(DATA FOR THE TASK)
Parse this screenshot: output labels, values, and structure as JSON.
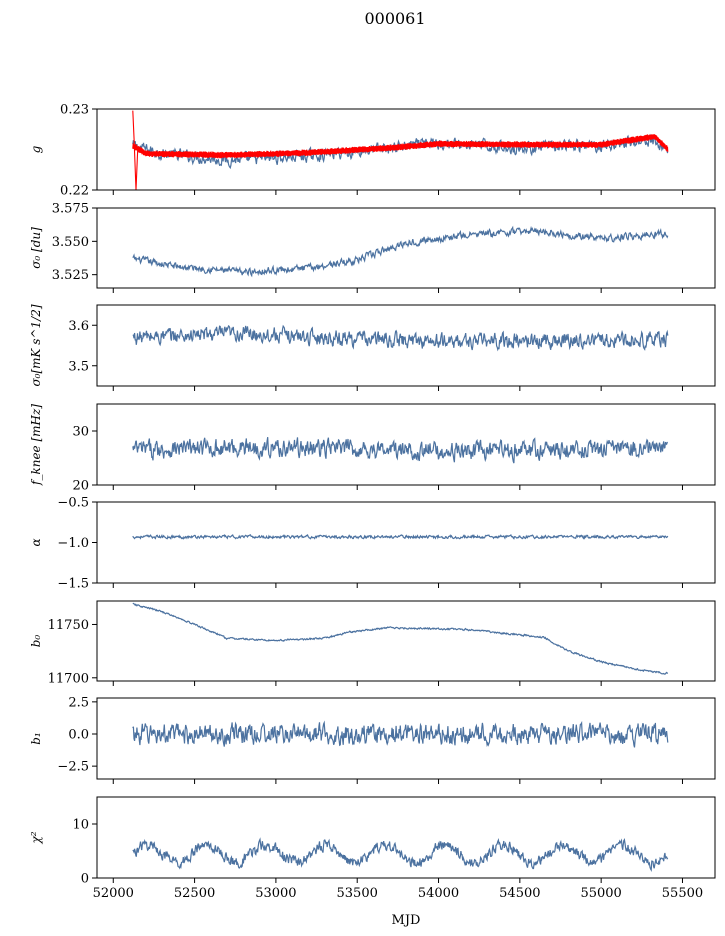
{
  "figure": {
    "title": "000061",
    "xlabel": "MJD",
    "xlim": [
      51900,
      55700
    ],
    "xticks": [
      52000,
      52500,
      53000,
      53500,
      54000,
      54500,
      55000,
      55500
    ],
    "data_range": [
      52120,
      55410
    ]
  },
  "colors": {
    "series": "#4c72a0",
    "fit": "#ff0000",
    "axis": "#000000"
  },
  "chart_data": [
    {
      "type": "line",
      "id": "g",
      "ylabel": "g",
      "ylim": [
        0.22,
        0.23
      ],
      "yticks": [
        0.22,
        0.23
      ],
      "series": [
        {
          "kind": "noisy",
          "base": [
            [
              52120,
              0.2255
            ],
            [
              52300,
              0.2245
            ],
            [
              52700,
              0.2237
            ],
            [
              53200,
              0.2242
            ],
            [
              53700,
              0.2252
            ],
            [
              54000,
              0.2258
            ],
            [
              54500,
              0.2252
            ],
            [
              55000,
              0.2255
            ],
            [
              55300,
              0.2262
            ],
            [
              55410,
              0.225
            ]
          ],
          "noise": 0.0007,
          "color": "#4c72a0"
        },
        {
          "kind": "band",
          "base": [
            [
              52120,
              0.2255
            ],
            [
              52200,
              0.2245
            ],
            [
              52700,
              0.2243
            ],
            [
              53200,
              0.2246
            ],
            [
              53700,
              0.2252
            ],
            [
              54000,
              0.2257
            ],
            [
              54500,
              0.2256
            ],
            [
              55000,
              0.2256
            ],
            [
              55330,
              0.2266
            ],
            [
              55410,
              0.225
            ]
          ],
          "halfwidth": 0.0004,
          "spike": {
            "x": 52120,
            "y": 0.2298
          },
          "dip": {
            "x": 52140,
            "y": 0.22
          },
          "color": "#ff0000"
        }
      ]
    },
    {
      "type": "line",
      "id": "sigma_du",
      "ylabel": "σ₀ [du]",
      "ylim": [
        3.515,
        3.575
      ],
      "yticks": [
        3.525,
        3.55,
        3.575
      ],
      "series": [
        {
          "kind": "noisy",
          "base": [
            [
              52120,
              3.537
            ],
            [
              52400,
              3.531
            ],
            [
              52800,
              3.527
            ],
            [
              53200,
              3.53
            ],
            [
              53500,
              3.536
            ],
            [
              53800,
              3.549
            ],
            [
              54200,
              3.555
            ],
            [
              54600,
              3.558
            ],
            [
              55000,
              3.552
            ],
            [
              55410,
              3.556
            ]
          ],
          "noise": 0.0025,
          "color": "#4c72a0"
        }
      ]
    },
    {
      "type": "line",
      "id": "sigma_mk",
      "ylabel": "σ₀[mK s^1/2]",
      "ylim": [
        3.45,
        3.65
      ],
      "yticks": [
        3.5,
        3.6
      ],
      "series": [
        {
          "kind": "noisy",
          "base": [
            [
              52120,
              3.57
            ],
            [
              52800,
              3.58
            ],
            [
              53300,
              3.57
            ],
            [
              54000,
              3.56
            ],
            [
              55410,
              3.565
            ]
          ],
          "noise": 0.018,
          "color": "#4c72a0"
        }
      ]
    },
    {
      "type": "line",
      "id": "fknee",
      "ylabel": "f_knee [mHz]",
      "ylim": [
        20,
        35
      ],
      "yticks": [
        20,
        30
      ],
      "series": [
        {
          "kind": "noisy",
          "base": [
            [
              52120,
              26.5
            ],
            [
              52800,
              27.0
            ],
            [
              53400,
              26.8
            ],
            [
              54000,
              26.2
            ],
            [
              54800,
              26.5
            ],
            [
              55410,
              27.0
            ]
          ],
          "noise": 1.6,
          "color": "#4c72a0"
        }
      ]
    },
    {
      "type": "line",
      "id": "alpha",
      "ylabel": "α",
      "ylim": [
        -1.5,
        -0.5
      ],
      "yticks": [
        -1.5,
        -1.0,
        -0.5
      ],
      "series": [
        {
          "kind": "noisy",
          "base": [
            [
              52120,
              -0.93
            ],
            [
              55410,
              -0.93
            ]
          ],
          "noise": 0.018,
          "color": "#4c72a0"
        }
      ]
    },
    {
      "type": "line",
      "id": "b0",
      "ylabel": "b₀",
      "ylim": [
        11697,
        11772
      ],
      "yticks": [
        11700,
        11750
      ],
      "series": [
        {
          "kind": "noisy",
          "base": [
            [
              52120,
              11769
            ],
            [
              52300,
              11762
            ],
            [
              52500,
              11750
            ],
            [
              52700,
              11737
            ],
            [
              53000,
              11735
            ],
            [
              53300,
              11737
            ],
            [
              53450,
              11743
            ],
            [
              53700,
              11747
            ],
            [
              54200,
              11745
            ],
            [
              54650,
              11738
            ],
            [
              54800,
              11725
            ],
            [
              55000,
              11715
            ],
            [
              55250,
              11707
            ],
            [
              55410,
              11704
            ]
          ],
          "noise": 0.8,
          "color": "#4c72a0"
        }
      ]
    },
    {
      "type": "line",
      "id": "b1",
      "ylabel": "b₁",
      "ylim": [
        -3.5,
        2.8
      ],
      "yticks": [
        -2.5,
        0.0,
        2.5
      ],
      "series": [
        {
          "kind": "noisy",
          "base": [
            [
              52120,
              0.0
            ],
            [
              55410,
              0.0
            ]
          ],
          "noise": 0.75,
          "color": "#4c72a0"
        }
      ]
    },
    {
      "type": "line",
      "id": "chi2",
      "ylabel": "χ²",
      "ylim": [
        0,
        15
      ],
      "yticks": [
        0,
        10
      ],
      "series": [
        {
          "kind": "noisy",
          "base": [
            [
              52120,
              4.5
            ],
            [
              55410,
              4.5
            ]
          ],
          "wave": {
            "amp": 1.6,
            "period": 365
          },
          "noise": 1.0,
          "color": "#4c72a0"
        }
      ]
    }
  ]
}
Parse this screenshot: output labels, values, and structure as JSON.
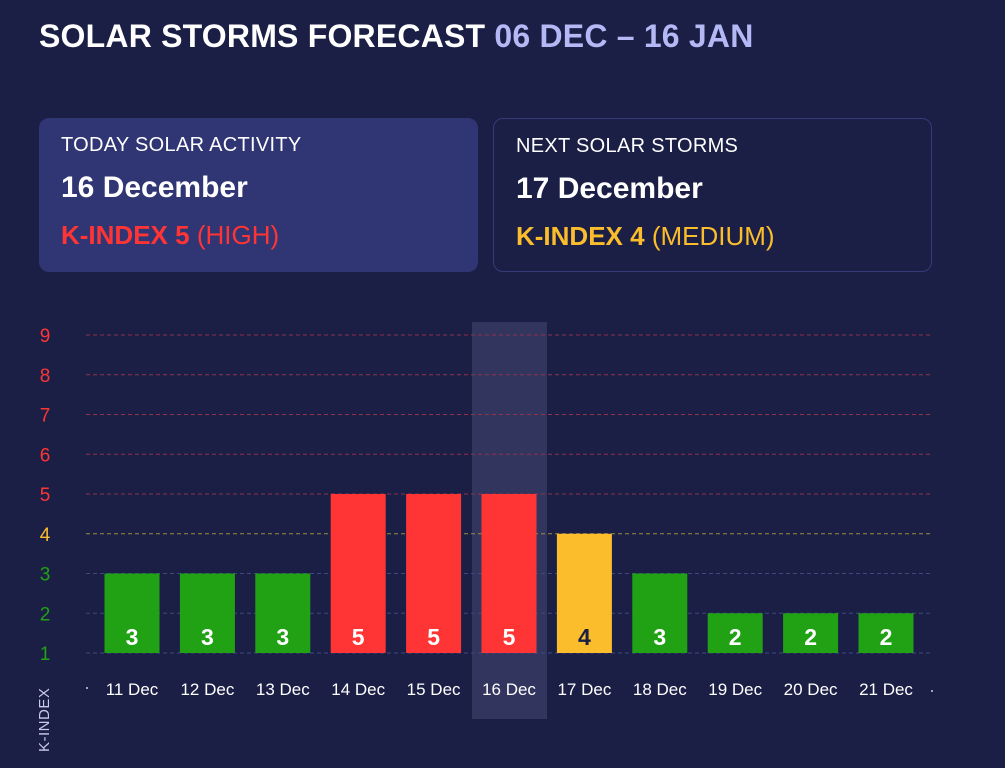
{
  "header": {
    "title": "SOLAR STORMS FORECAST",
    "range": "06 DEC – 16 JAN"
  },
  "today": {
    "label": "TODAY SOLAR ACTIVITY",
    "date": "16 December",
    "kindex": "K-INDEX 5",
    "level": "(HIGH)",
    "color": "#ff3535"
  },
  "next": {
    "label": "NEXT SOLAR STORMS",
    "date": "17 December",
    "kindex": "K-INDEX 4",
    "level": "(MEDIUM)",
    "color": "#fcbd2c"
  },
  "chart_data": {
    "type": "bar",
    "title": "",
    "xlabel": "",
    "ylabel": "K-INDEX",
    "categories": [
      "11 Dec",
      "12 Dec",
      "13 Dec",
      "14 Dec",
      "15 Dec",
      "16 Dec",
      "17 Dec",
      "18 Dec",
      "19 Dec",
      "20 Dec",
      "21 Dec"
    ],
    "values": [
      3,
      3,
      3,
      5,
      5,
      5,
      4,
      3,
      2,
      2,
      2
    ],
    "ylim": [
      1,
      9
    ],
    "yticks": [
      1,
      2,
      3,
      4,
      5,
      6,
      7,
      8,
      9
    ],
    "highlight_category": "16 Dec",
    "grid": "dashed",
    "colors": {
      "low": "#21a215",
      "medium": "#fcbd2c",
      "high": "#ff3535",
      "highlight": "#3b3f68",
      "grid_low": "#3c4a7e",
      "grid_medium": "#9a8a3e",
      "grid_high": "#8e3349"
    }
  }
}
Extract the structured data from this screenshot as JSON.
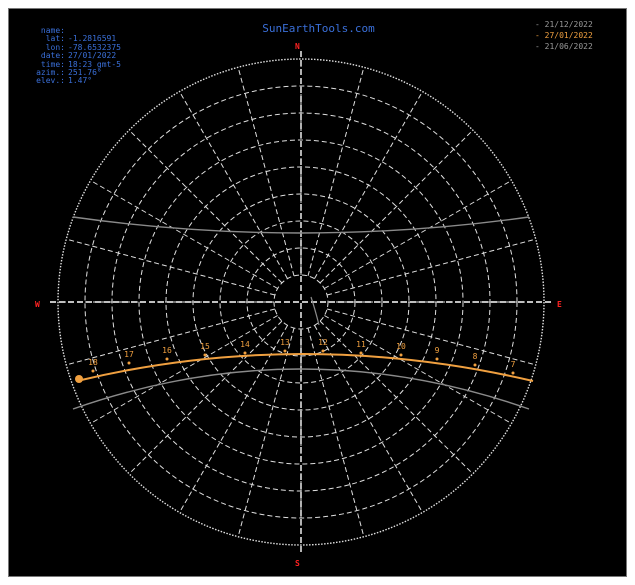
{
  "brand": "SunEarthTools.com",
  "info": {
    "name_label": "name:",
    "lat_label": "lat:",
    "lat_value": "-1.2816591",
    "lon_label": "lon:",
    "lon_value": "-78.6532375",
    "date_label": "date:",
    "date_value": "27/01/2022",
    "time_label": "time:",
    "time_value": "18:23 gmt-5",
    "azim_label": "azim.:",
    "azim_value": "251.76°",
    "elev_label": "elev.:",
    "elev_value": "1.47°"
  },
  "legend": [
    {
      "label": "21/12/2022",
      "color": "#9a9a9a"
    },
    {
      "label": "27/01/2022",
      "color": "#f0a040"
    },
    {
      "label": "21/06/2022",
      "color": "#9a9a9a"
    }
  ],
  "directions": {
    "north": "N",
    "south": "S",
    "east": "E",
    "west": "W"
  },
  "hour_labels": [
    "18",
    "17",
    "16",
    "15",
    "14",
    "13",
    "12",
    "11",
    "10",
    "9",
    "8",
    "7"
  ],
  "colors": {
    "background": "#000000",
    "grid": "#e0e0e0",
    "path_today": "#f0a040",
    "path_other": "#8a8a8a",
    "text_blue": "#3a6fd8",
    "direction": "#ff2222"
  },
  "sun": {
    "azimuth_deg": 251.76,
    "elevation_deg": 1.47
  }
}
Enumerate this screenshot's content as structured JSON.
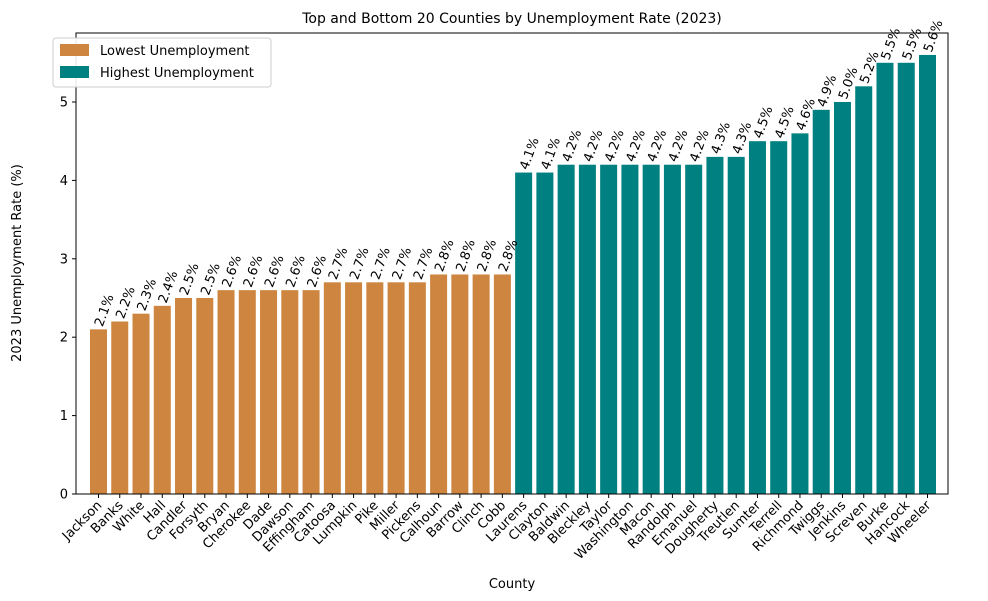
{
  "chart_data": {
    "type": "bar",
    "title": "Top and Bottom 20 Counties by Unemployment Rate (2023)",
    "xlabel": "County",
    "ylabel": "2023 Unemployment Rate (%)",
    "ylim": [
      0,
      5.88
    ],
    "yticks": [
      0,
      1,
      2,
      3,
      4,
      5
    ],
    "grid": false,
    "legend_position": "top-left",
    "categories": [
      "Jackson",
      "Banks",
      "White",
      "Hall",
      "Candler",
      "Forsyth",
      "Bryan",
      "Cherokee",
      "Dade",
      "Dawson",
      "Effingham",
      "Catoosa",
      "Lumpkin",
      "Pike",
      "Miller",
      "Pickens",
      "Calhoun",
      "Barrow",
      "Clinch",
      "Cobb",
      "Laurens",
      "Clayton",
      "Baldwin",
      "Bleckley",
      "Taylor",
      "Washington",
      "Macon",
      "Randolph",
      "Emanuel",
      "Dougherty",
      "Treutlen",
      "Sumter",
      "Terrell",
      "Richmond",
      "Twiggs",
      "Jenkins",
      "Screven",
      "Burke",
      "Hancock",
      "Wheeler"
    ],
    "values": [
      2.1,
      2.2,
      2.3,
      2.4,
      2.5,
      2.5,
      2.6,
      2.6,
      2.6,
      2.6,
      2.6,
      2.7,
      2.7,
      2.7,
      2.7,
      2.7,
      2.8,
      2.8,
      2.8,
      2.8,
      4.1,
      4.1,
      4.2,
      4.2,
      4.2,
      4.2,
      4.2,
      4.2,
      4.2,
      4.3,
      4.3,
      4.5,
      4.5,
      4.6,
      4.9,
      5.0,
      5.2,
      5.5,
      5.5,
      5.6
    ],
    "data_labels": [
      "2.1%",
      "2.2%",
      "2.3%",
      "2.4%",
      "2.5%",
      "2.5%",
      "2.6%",
      "2.6%",
      "2.6%",
      "2.6%",
      "2.6%",
      "2.7%",
      "2.7%",
      "2.7%",
      "2.7%",
      "2.7%",
      "2.8%",
      "2.8%",
      "2.8%",
      "2.8%",
      "4.1%",
      "4.1%",
      "4.2%",
      "4.2%",
      "4.2%",
      "4.2%",
      "4.2%",
      "4.2%",
      "4.2%",
      "4.3%",
      "4.3%",
      "4.5%",
      "4.5%",
      "4.6%",
      "4.9%",
      "5.0%",
      "5.2%",
      "5.5%",
      "5.5%",
      "5.6%"
    ],
    "series": [
      {
        "name": "Lowest Unemployment",
        "color": "#cd853f",
        "range": [
          0,
          20
        ]
      },
      {
        "name": "Highest Unemployment",
        "color": "#008080",
        "range": [
          20,
          40
        ]
      }
    ]
  }
}
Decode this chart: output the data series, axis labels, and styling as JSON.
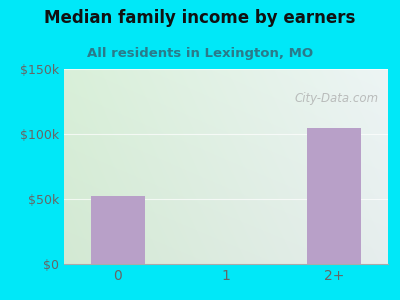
{
  "title": "Median family income by earners",
  "subtitle": "All residents in Lexington, MO",
  "categories": [
    "0",
    "1",
    "2+"
  ],
  "values": [
    52000,
    0,
    105000
  ],
  "bar_color": "#b8a0c8",
  "ylim": [
    0,
    150000
  ],
  "yticks": [
    0,
    50000,
    100000,
    150000
  ],
  "ytick_labels": [
    "$0",
    "$50k",
    "$100k",
    "$150k"
  ],
  "background_outer": "#00e8f8",
  "title_color": "#111111",
  "subtitle_color": "#2a7a8a",
  "tick_color": "#666666",
  "watermark": "City-Data.com",
  "title_fontsize": 12,
  "subtitle_fontsize": 9.5,
  "grad_topleft": "#d8efd8",
  "grad_topright": "#e8f0f0",
  "grad_bottomleft": "#d8f0d8",
  "grad_bottomright": "#f0f8f8"
}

(PROBLEM TO WORK ON) Beginning at the line that contains "Decode this chart: output", give the remaining lines of the records again exactly, through the last one. Leave out pictures.

(FINAL RESULT)
Decode this chart: output the data series, axis labels, and styling as JSON.
{
  "title": "Median family income by earners",
  "subtitle": "All residents in Lexington, MO",
  "categories": [
    "0",
    "1",
    "2+"
  ],
  "values": [
    52000,
    0,
    105000
  ],
  "bar_color": "#b8a0c8",
  "ylim": [
    0,
    150000
  ],
  "yticks": [
    0,
    50000,
    100000,
    150000
  ],
  "ytick_labels": [
    "$0",
    "$50k",
    "$100k",
    "$150k"
  ],
  "background_outer": "#00e8f8",
  "title_color": "#111111",
  "subtitle_color": "#2a7a8a",
  "tick_color": "#666666",
  "watermark": "City-Data.com",
  "title_fontsize": 12,
  "subtitle_fontsize": 9.5,
  "grad_topleft": "#d8efd8",
  "grad_topright": "#e8f0f0",
  "grad_bottomleft": "#d8f0d8",
  "grad_bottomright": "#f0f8f8"
}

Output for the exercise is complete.